▶ Saved data entries
=======

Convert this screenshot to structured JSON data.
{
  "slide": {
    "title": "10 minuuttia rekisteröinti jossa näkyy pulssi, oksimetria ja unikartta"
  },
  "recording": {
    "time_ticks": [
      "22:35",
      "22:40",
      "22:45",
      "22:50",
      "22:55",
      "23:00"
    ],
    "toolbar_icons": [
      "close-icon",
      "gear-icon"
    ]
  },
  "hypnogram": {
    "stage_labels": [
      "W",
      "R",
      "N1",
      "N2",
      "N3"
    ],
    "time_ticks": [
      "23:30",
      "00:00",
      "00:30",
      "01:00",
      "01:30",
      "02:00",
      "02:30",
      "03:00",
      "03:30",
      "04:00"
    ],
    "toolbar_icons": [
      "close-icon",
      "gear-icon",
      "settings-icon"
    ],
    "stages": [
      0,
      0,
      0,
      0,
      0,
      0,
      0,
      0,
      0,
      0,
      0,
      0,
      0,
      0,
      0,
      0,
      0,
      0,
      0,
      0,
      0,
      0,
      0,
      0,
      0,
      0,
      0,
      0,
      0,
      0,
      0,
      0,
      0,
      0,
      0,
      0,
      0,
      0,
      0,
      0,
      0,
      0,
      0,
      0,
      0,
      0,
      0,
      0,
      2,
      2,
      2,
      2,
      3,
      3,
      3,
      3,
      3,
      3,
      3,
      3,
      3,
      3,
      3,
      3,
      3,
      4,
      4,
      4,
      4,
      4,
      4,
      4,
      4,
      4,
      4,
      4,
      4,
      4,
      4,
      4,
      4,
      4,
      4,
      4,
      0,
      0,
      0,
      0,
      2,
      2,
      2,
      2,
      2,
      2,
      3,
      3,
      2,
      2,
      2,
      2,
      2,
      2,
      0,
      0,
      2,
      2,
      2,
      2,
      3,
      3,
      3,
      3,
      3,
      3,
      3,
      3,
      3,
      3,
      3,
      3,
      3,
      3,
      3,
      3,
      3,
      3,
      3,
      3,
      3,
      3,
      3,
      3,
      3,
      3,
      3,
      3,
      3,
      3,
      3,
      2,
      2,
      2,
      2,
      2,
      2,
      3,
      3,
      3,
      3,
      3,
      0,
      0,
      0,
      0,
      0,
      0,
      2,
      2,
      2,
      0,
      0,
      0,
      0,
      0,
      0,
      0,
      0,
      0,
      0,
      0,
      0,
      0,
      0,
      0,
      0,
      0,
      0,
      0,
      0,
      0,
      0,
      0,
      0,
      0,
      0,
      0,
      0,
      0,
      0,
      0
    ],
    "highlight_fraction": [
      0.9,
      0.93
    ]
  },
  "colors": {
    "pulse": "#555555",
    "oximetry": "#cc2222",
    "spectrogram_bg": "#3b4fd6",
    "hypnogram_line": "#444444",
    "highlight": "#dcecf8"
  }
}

=======

▶ SET PROBLEM
Transcribe the material above word for word.

▶ OUTPUT OF THE TASK
Convert this screenshot to structured JSON data.
{
  "slide": {
    "title": "10 minuuttia rekisteröinti jossa näkyy pulssi, oksimetria ja unikartta"
  },
  "recording": {
    "time_ticks": [
      "22:35",
      "22:40",
      "22:45",
      "22:50",
      "22:55",
      "23:00"
    ],
    "toolbar_icons": [
      "close-icon",
      "gear-icon"
    ]
  },
  "hypnogram": {
    "stage_labels": [
      "W",
      "R",
      "N1",
      "N2",
      "N3"
    ],
    "time_ticks": [
      "23:30",
      "00:00",
      "00:30",
      "01:00",
      "01:30",
      "02:00",
      "02:30",
      "03:00",
      "03:30",
      "04:00"
    ],
    "toolbar_icons": [
      "close-icon",
      "gear-icon",
      "settings-icon"
    ],
    "stages": [
      0,
      0,
      0,
      0,
      0,
      0,
      0,
      0,
      0,
      0,
      0,
      0,
      0,
      0,
      0,
      0,
      0,
      0,
      0,
      0,
      0,
      0,
      0,
      0,
      0,
      0,
      0,
      0,
      0,
      0,
      0,
      0,
      0,
      0,
      0,
      0,
      0,
      0,
      0,
      0,
      0,
      0,
      0,
      0,
      0,
      0,
      0,
      0,
      2,
      2,
      2,
      2,
      3,
      3,
      3,
      3,
      3,
      3,
      3,
      3,
      3,
      3,
      3,
      3,
      3,
      4,
      4,
      4,
      4,
      4,
      4,
      4,
      4,
      4,
      4,
      4,
      4,
      4,
      4,
      4,
      4,
      4,
      4,
      4,
      0,
      0,
      0,
      0,
      2,
      2,
      2,
      2,
      2,
      2,
      3,
      3,
      2,
      2,
      2,
      2,
      2,
      2,
      0,
      0,
      2,
      2,
      2,
      2,
      3,
      3,
      3,
      3,
      3,
      3,
      3,
      3,
      3,
      3,
      3,
      3,
      3,
      3,
      3,
      3,
      3,
      3,
      3,
      3,
      3,
      3,
      3,
      3,
      3,
      3,
      3,
      3,
      3,
      3,
      3,
      2,
      2,
      2,
      2,
      2,
      2,
      3,
      3,
      3,
      3,
      3,
      0,
      0,
      0,
      0,
      0,
      0,
      2,
      2,
      2,
      0,
      0,
      0,
      0,
      0,
      0,
      0,
      0,
      0,
      0,
      0,
      0,
      0,
      0,
      0,
      0,
      0,
      0,
      0,
      0,
      0,
      0,
      0,
      0,
      0,
      0,
      0,
      0,
      0,
      0,
      0
    ],
    "highlight_fraction": [
      0.9,
      0.93
    ]
  },
  "colors": {
    "pulse": "#555555",
    "oximetry": "#cc2222",
    "spectrogram_bg": "#3b4fd6",
    "hypnogram_line": "#444444",
    "highlight": "#dcecf8"
  }
}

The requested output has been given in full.